WHAT YOU HAVE TO DO
Find every line containing the word "years" and report the count, nothing more.

SUPPLIED INFORMATION
.....

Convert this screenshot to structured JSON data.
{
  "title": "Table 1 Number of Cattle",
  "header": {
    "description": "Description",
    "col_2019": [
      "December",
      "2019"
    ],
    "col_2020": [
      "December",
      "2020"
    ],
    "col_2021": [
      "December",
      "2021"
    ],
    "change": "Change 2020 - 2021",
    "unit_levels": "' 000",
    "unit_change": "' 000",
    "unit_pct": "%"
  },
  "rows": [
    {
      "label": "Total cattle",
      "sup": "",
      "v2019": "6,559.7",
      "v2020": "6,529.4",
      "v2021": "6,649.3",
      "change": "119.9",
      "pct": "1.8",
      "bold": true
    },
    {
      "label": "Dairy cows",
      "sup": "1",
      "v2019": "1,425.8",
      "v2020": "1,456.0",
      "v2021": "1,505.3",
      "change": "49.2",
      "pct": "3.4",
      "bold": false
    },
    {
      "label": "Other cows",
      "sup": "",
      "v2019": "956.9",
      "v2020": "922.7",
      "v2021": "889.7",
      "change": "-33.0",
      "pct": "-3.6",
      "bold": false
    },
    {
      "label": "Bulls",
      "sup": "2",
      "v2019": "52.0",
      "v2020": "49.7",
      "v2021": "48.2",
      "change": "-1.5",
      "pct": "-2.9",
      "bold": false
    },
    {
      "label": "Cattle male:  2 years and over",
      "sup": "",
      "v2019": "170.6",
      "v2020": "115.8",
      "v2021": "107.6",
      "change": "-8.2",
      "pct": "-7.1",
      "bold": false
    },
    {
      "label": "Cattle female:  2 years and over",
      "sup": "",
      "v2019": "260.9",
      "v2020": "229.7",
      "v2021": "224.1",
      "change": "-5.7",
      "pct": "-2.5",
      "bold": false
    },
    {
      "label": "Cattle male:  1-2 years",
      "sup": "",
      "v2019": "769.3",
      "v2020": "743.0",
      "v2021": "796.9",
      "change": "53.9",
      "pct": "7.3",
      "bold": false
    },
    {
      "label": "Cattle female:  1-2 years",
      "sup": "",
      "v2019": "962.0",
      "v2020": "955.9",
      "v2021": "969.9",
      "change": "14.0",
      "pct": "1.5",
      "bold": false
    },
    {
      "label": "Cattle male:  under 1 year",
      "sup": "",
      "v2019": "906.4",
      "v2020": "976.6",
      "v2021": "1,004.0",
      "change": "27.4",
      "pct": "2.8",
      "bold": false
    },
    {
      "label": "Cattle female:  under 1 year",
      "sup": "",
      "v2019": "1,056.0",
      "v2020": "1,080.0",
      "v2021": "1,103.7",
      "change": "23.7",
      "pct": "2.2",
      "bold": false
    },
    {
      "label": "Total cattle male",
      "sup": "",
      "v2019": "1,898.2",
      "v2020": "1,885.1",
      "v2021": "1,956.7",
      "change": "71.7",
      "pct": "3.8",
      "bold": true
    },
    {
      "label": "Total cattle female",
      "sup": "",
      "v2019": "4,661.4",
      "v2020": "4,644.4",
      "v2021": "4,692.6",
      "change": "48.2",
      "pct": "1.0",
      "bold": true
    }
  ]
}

.....

SOLVED PROBLEM
4